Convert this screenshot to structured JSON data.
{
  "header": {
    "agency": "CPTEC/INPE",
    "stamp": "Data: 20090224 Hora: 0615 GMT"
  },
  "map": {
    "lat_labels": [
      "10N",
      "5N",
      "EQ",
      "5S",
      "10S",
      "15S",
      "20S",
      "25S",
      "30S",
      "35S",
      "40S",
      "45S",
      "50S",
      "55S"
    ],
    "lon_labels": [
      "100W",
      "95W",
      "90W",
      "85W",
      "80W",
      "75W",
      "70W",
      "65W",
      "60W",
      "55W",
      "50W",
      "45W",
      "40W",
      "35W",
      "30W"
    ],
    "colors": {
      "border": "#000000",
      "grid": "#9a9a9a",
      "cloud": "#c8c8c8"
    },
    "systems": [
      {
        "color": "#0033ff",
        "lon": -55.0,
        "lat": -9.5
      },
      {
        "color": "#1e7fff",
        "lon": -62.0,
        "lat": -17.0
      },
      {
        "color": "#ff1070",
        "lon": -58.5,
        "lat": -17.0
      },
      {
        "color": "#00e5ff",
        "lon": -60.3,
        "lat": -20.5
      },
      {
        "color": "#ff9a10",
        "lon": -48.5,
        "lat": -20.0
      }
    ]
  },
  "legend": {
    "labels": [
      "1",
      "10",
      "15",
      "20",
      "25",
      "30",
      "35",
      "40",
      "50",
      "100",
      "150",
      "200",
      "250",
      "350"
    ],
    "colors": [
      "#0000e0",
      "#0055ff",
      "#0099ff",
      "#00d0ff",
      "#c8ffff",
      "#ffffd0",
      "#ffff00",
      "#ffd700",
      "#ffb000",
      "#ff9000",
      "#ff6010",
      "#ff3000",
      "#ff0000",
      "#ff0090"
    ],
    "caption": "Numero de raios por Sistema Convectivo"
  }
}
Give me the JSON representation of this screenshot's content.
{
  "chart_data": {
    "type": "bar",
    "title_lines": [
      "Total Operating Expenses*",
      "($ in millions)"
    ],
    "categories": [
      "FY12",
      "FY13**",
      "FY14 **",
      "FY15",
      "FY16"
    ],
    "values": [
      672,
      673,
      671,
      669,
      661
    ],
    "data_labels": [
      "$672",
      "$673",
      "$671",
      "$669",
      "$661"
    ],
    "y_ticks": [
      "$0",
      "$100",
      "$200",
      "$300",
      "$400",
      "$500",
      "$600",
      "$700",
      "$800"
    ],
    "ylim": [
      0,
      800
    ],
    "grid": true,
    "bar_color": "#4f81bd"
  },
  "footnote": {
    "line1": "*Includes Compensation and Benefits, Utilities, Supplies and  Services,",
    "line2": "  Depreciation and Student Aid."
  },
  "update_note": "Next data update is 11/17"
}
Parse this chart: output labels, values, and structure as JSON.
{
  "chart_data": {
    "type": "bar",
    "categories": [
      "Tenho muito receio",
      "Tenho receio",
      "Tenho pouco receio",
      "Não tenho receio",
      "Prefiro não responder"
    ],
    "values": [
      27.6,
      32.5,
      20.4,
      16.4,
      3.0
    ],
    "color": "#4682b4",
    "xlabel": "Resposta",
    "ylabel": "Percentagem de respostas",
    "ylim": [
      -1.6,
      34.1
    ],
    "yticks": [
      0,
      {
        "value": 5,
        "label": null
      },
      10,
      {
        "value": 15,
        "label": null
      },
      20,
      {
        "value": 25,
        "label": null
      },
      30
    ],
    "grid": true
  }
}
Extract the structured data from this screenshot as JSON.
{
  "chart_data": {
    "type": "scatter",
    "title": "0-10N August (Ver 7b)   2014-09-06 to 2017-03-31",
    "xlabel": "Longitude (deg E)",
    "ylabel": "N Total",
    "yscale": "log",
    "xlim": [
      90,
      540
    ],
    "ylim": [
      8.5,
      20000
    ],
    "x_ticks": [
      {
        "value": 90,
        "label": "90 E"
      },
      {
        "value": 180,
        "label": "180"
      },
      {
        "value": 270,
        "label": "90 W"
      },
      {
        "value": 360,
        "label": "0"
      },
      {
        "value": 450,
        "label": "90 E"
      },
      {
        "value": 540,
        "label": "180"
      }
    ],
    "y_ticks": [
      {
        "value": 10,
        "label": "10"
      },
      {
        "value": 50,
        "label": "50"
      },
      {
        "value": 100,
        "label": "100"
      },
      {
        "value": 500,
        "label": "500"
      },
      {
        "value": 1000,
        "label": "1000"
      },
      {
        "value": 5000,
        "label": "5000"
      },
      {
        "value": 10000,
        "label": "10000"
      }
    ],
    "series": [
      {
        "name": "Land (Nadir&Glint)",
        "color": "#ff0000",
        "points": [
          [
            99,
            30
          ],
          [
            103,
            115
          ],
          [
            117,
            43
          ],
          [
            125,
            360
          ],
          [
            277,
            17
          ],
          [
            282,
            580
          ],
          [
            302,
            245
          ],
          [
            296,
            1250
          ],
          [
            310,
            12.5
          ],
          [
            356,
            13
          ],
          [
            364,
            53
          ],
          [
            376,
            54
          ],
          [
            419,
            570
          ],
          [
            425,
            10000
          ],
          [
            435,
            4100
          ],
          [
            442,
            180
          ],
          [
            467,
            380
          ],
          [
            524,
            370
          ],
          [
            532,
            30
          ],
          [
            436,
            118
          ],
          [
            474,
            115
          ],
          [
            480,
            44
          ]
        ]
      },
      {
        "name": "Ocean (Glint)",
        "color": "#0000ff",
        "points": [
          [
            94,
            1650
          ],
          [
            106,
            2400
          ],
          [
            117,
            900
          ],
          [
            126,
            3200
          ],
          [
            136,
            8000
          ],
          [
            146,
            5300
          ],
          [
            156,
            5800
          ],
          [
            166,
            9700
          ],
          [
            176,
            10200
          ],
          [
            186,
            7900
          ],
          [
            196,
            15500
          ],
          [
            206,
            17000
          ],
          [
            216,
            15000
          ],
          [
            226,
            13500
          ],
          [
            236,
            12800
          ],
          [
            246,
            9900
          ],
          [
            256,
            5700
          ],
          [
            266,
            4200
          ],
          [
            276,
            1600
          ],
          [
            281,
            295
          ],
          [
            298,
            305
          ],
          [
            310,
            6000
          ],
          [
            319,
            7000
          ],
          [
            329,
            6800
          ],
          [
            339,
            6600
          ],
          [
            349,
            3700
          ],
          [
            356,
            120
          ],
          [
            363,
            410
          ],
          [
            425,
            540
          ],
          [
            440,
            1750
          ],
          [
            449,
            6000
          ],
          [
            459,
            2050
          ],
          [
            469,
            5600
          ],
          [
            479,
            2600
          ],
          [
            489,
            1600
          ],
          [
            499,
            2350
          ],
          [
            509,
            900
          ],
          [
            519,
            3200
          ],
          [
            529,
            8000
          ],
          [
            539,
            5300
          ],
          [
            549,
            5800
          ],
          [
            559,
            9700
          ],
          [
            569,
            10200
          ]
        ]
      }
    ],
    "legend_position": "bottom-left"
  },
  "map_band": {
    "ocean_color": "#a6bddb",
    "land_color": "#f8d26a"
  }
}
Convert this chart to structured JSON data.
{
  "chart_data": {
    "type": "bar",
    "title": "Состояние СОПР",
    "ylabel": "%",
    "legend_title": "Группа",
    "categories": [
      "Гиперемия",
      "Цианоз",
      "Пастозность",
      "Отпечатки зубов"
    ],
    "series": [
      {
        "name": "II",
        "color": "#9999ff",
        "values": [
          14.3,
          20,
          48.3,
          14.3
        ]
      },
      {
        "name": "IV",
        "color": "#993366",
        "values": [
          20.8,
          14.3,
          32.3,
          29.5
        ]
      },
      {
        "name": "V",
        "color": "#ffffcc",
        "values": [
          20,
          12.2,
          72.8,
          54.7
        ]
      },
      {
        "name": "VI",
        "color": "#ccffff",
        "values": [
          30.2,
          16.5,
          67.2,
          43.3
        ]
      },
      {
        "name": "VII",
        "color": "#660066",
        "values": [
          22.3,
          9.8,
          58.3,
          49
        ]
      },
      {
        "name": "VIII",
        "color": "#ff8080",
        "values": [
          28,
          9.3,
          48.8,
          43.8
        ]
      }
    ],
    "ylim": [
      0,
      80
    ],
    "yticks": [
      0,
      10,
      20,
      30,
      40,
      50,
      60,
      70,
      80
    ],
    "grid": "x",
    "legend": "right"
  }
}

........

Problem description: Gather each line in the entries above where the string "name" is found.

Solution for this exercise:
        "name": "Land (Nadir&Glint)",
        "name": "Ocean (Glint)",
        "name": "II",
        "name": "IV",
        "name": "V",
        "name": "VI",
        "name": "VII",
        "name": "VIII",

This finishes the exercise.